▶ SHORT EXERCISE
Would you return the complete listing below word for word?

··· EXERCISE MATERIAL ···

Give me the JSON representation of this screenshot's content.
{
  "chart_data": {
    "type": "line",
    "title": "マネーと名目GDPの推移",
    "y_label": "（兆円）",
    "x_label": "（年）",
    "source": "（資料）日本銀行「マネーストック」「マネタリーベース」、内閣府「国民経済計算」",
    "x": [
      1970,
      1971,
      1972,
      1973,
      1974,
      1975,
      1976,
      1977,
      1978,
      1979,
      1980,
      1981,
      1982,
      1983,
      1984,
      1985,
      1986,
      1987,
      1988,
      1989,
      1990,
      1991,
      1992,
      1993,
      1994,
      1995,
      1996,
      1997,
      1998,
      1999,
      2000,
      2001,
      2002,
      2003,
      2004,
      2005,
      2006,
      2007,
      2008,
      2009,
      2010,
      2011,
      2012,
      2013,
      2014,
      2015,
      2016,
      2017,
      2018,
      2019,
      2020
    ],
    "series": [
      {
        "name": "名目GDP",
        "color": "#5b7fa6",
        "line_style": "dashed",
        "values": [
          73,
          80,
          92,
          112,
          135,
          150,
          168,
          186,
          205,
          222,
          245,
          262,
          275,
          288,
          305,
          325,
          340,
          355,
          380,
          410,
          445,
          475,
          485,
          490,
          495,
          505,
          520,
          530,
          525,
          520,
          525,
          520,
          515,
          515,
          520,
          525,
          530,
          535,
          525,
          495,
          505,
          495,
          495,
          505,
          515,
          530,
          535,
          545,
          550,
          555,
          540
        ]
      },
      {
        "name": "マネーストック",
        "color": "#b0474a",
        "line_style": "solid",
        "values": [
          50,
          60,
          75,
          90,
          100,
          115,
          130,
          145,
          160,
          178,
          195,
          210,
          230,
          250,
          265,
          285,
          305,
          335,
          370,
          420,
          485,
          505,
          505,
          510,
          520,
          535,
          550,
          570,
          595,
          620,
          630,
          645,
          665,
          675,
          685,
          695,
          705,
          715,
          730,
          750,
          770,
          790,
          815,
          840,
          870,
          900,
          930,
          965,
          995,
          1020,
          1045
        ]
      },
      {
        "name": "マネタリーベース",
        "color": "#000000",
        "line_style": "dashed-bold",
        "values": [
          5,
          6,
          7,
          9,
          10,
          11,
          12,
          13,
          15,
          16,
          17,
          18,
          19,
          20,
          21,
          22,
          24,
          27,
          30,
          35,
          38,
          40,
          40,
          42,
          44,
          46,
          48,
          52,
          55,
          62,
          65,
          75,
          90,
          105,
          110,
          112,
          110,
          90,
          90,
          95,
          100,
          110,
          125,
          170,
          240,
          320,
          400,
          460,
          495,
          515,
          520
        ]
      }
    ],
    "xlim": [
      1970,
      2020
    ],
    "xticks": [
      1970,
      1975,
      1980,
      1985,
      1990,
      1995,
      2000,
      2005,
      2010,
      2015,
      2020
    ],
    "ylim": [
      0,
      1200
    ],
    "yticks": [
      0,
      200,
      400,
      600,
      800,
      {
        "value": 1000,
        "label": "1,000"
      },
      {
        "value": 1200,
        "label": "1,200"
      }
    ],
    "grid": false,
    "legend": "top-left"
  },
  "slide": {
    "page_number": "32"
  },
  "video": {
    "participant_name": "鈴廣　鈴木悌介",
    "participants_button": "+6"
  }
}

···

▶ RESPONSE FOR THIS EXERCISE
Give me the JSON representation of this screenshot's content.
{
  "chart_data": {
    "type": "line",
    "title": "マネーと名目GDPの推移",
    "y_label": "（兆円）",
    "x_label": "（年）",
    "source": "（資料）日本銀行「マネーストック」「マネタリーベース」、内閣府「国民経済計算」",
    "x": [
      1970,
      1971,
      1972,
      1973,
      1974,
      1975,
      1976,
      1977,
      1978,
      1979,
      1980,
      1981,
      1982,
      1983,
      1984,
      1985,
      1986,
      1987,
      1988,
      1989,
      1990,
      1991,
      1992,
      1993,
      1994,
      1995,
      1996,
      1997,
      1998,
      1999,
      2000,
      2001,
      2002,
      2003,
      2004,
      2005,
      2006,
      2007,
      2008,
      2009,
      2010,
      2011,
      2012,
      2013,
      2014,
      2015,
      2016,
      2017,
      2018,
      2019,
      2020
    ],
    "series": [
      {
        "name": "名目GDP",
        "color": "#5b7fa6",
        "line_style": "dashed",
        "values": [
          73,
          80,
          92,
          112,
          135,
          150,
          168,
          186,
          205,
          222,
          245,
          262,
          275,
          288,
          305,
          325,
          340,
          355,
          380,
          410,
          445,
          475,
          485,
          490,
          495,
          505,
          520,
          530,
          525,
          520,
          525,
          520,
          515,
          515,
          520,
          525,
          530,
          535,
          525,
          495,
          505,
          495,
          495,
          505,
          515,
          530,
          535,
          545,
          550,
          555,
          540
        ]
      },
      {
        "name": "マネーストック",
        "color": "#b0474a",
        "line_style": "solid",
        "values": [
          50,
          60,
          75,
          90,
          100,
          115,
          130,
          145,
          160,
          178,
          195,
          210,
          230,
          250,
          265,
          285,
          305,
          335,
          370,
          420,
          485,
          505,
          505,
          510,
          520,
          535,
          550,
          570,
          595,
          620,
          630,
          645,
          665,
          675,
          685,
          695,
          705,
          715,
          730,
          750,
          770,
          790,
          815,
          840,
          870,
          900,
          930,
          965,
          995,
          1020,
          1045
        ]
      },
      {
        "name": "マネタリーベース",
        "color": "#000000",
        "line_style": "dashed-bold",
        "values": [
          5,
          6,
          7,
          9,
          10,
          11,
          12,
          13,
          15,
          16,
          17,
          18,
          19,
          20,
          21,
          22,
          24,
          27,
          30,
          35,
          38,
          40,
          40,
          42,
          44,
          46,
          48,
          52,
          55,
          62,
          65,
          75,
          90,
          105,
          110,
          112,
          110,
          90,
          90,
          95,
          100,
          110,
          125,
          170,
          240,
          320,
          400,
          460,
          495,
          515,
          520
        ]
      }
    ],
    "xlim": [
      1970,
      2020
    ],
    "xticks": [
      1970,
      1975,
      1980,
      1985,
      1990,
      1995,
      2000,
      2005,
      2010,
      2015,
      2020
    ],
    "ylim": [
      0,
      1200
    ],
    "yticks": [
      0,
      200,
      400,
      600,
      800,
      {
        "value": 1000,
        "label": "1,000"
      },
      {
        "value": 1200,
        "label": "1,200"
      }
    ],
    "grid": false,
    "legend": "top-left"
  },
  "slide": {
    "page_number": "32"
  },
  "video": {
    "participant_name": "鈴廣　鈴木悌介",
    "participants_button": "+6"
  }
}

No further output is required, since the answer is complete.